Go through the records and extract every line with the word "General".

--- start of Working data ---

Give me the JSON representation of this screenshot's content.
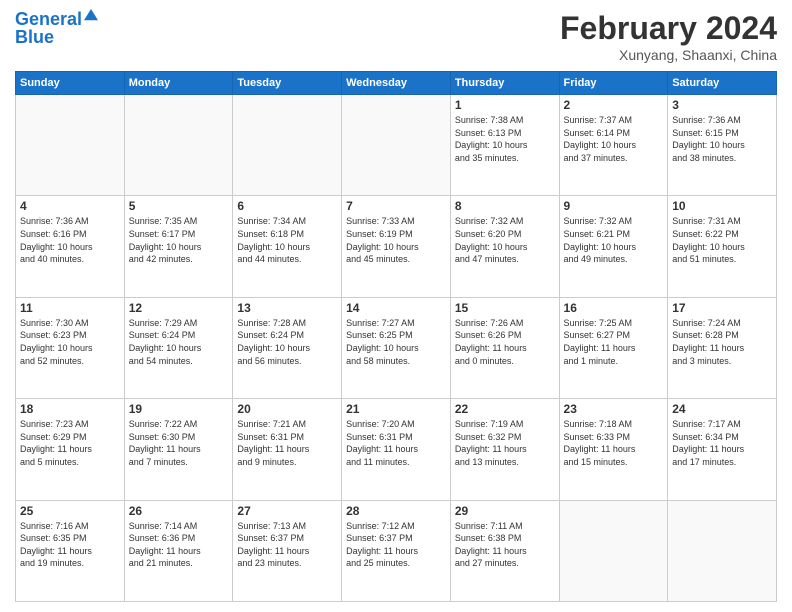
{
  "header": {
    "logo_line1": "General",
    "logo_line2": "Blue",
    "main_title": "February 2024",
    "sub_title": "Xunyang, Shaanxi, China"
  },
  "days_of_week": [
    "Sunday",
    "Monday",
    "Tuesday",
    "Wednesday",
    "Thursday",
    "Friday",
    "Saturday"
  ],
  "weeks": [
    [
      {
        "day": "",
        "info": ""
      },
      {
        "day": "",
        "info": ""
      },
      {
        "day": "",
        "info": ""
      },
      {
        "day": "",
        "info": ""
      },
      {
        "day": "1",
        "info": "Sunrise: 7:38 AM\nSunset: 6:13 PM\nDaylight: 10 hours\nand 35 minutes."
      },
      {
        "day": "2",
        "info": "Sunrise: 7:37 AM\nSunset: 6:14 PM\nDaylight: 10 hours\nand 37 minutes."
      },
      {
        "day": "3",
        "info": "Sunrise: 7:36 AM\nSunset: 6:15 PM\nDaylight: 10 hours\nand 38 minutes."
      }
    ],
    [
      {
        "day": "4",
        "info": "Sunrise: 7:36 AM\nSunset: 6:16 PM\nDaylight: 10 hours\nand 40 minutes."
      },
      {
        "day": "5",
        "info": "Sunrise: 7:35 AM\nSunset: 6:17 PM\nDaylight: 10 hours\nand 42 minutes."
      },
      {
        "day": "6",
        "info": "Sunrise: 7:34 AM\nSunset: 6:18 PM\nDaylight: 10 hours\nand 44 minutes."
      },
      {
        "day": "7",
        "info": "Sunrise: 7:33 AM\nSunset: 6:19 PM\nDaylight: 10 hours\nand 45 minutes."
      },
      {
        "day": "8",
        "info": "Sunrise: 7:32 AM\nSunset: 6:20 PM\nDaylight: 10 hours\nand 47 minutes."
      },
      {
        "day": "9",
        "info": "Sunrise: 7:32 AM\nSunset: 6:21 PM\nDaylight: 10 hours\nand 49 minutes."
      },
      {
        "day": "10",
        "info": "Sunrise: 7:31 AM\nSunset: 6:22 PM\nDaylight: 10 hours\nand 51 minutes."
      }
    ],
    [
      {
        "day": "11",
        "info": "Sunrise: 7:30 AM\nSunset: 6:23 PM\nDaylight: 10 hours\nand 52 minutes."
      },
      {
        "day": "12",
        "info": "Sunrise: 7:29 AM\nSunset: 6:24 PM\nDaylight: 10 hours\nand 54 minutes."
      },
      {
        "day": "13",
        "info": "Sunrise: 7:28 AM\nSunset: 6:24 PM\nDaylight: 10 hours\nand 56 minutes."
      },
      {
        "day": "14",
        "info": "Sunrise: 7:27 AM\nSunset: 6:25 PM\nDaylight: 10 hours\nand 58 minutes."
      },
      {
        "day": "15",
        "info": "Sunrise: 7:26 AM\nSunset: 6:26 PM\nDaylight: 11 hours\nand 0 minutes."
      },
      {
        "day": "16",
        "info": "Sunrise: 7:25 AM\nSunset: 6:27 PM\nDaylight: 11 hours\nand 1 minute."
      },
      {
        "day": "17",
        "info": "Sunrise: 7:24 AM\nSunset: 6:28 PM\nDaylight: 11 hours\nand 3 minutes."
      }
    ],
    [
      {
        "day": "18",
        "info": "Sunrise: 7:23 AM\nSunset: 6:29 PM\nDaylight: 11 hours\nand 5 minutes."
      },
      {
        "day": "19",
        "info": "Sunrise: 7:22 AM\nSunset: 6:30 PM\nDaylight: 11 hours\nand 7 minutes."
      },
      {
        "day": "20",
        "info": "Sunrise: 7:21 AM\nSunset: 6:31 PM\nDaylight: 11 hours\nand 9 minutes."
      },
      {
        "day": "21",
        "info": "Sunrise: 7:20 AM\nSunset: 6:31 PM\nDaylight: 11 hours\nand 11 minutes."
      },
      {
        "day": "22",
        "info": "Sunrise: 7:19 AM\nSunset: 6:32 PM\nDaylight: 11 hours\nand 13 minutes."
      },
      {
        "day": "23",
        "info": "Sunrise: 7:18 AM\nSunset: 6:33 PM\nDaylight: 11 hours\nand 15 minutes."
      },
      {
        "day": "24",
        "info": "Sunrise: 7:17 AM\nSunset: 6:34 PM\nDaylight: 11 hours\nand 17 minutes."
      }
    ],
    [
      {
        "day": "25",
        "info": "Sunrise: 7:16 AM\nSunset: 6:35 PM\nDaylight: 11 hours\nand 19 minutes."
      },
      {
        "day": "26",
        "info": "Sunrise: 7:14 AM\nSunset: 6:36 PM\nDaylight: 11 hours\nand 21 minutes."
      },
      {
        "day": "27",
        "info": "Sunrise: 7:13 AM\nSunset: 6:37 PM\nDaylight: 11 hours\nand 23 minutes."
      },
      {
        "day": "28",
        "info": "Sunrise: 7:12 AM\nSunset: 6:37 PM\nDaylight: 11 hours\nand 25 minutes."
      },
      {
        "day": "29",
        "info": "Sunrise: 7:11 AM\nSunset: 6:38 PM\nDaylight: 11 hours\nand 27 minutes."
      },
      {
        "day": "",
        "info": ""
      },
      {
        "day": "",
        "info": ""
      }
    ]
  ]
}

--- end of Working data ---
--- start of Working data ---

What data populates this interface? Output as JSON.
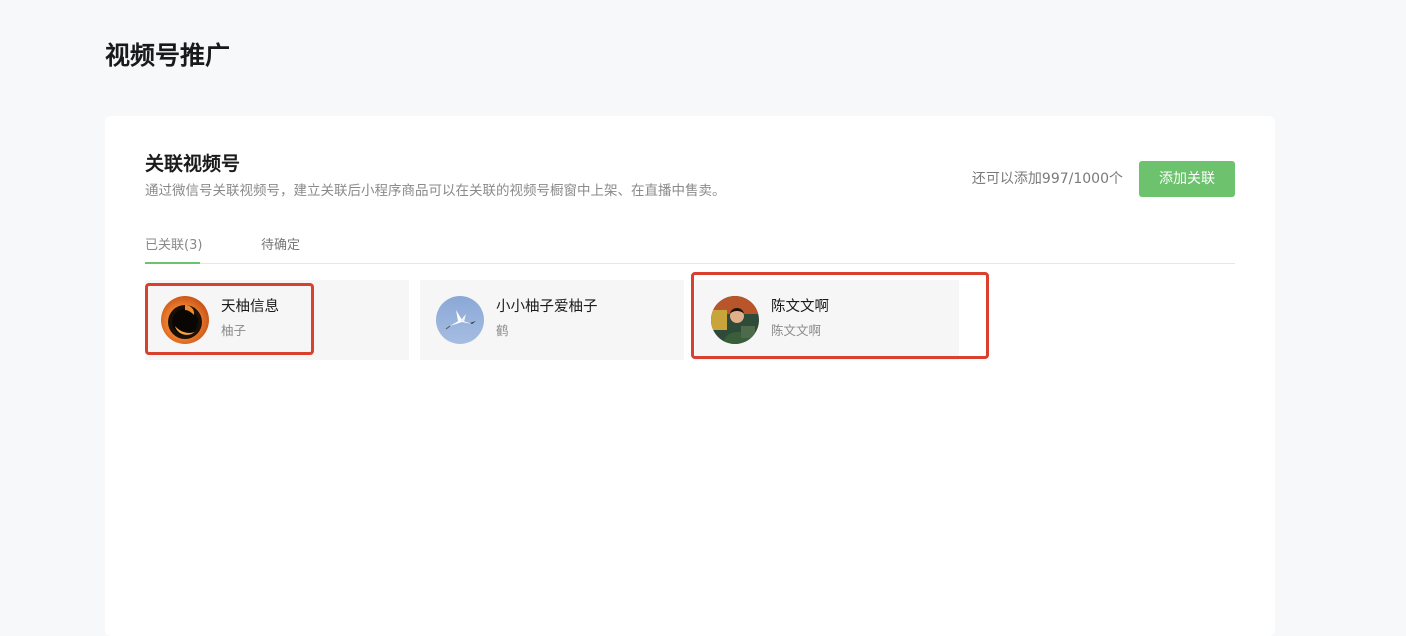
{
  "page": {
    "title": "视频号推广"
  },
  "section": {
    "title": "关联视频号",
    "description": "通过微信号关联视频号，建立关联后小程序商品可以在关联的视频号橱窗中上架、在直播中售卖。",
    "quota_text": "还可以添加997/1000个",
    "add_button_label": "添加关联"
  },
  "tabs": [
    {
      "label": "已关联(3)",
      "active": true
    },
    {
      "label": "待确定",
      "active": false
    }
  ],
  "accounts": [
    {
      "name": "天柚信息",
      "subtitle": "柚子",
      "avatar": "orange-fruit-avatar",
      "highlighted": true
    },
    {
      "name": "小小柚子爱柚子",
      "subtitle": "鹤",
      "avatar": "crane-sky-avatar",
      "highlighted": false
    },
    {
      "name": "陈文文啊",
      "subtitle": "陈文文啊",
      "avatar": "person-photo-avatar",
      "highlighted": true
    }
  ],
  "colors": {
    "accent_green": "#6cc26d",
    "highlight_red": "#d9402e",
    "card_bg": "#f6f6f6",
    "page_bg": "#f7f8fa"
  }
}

--- end of Working data ---
--- start of Working data ---

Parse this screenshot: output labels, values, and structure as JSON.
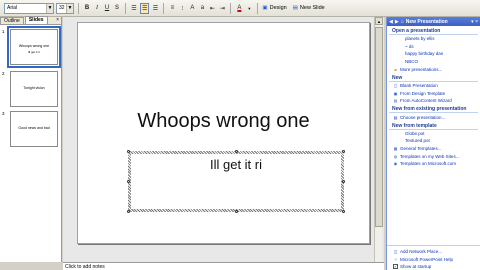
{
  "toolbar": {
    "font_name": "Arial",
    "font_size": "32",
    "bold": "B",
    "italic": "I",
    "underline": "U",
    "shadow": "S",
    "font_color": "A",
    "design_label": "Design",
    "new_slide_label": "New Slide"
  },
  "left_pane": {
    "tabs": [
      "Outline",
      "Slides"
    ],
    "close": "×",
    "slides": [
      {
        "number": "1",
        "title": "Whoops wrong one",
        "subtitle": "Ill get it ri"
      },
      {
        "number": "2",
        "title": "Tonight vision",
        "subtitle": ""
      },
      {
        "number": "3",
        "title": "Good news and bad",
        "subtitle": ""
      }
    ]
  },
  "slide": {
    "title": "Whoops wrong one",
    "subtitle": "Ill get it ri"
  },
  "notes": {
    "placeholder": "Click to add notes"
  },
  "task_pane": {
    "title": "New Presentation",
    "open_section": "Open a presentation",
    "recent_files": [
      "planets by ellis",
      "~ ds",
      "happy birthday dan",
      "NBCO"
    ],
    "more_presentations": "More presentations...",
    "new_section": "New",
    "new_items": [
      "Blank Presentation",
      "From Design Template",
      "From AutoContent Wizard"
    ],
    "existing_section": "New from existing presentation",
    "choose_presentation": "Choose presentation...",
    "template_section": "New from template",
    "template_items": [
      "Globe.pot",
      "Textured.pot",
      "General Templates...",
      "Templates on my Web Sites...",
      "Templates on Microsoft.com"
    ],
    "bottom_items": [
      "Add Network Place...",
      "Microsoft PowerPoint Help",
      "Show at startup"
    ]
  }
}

--- end of Working data ---

- _Response to the task_:
    "logo_line1": "General",
      "General Templates...",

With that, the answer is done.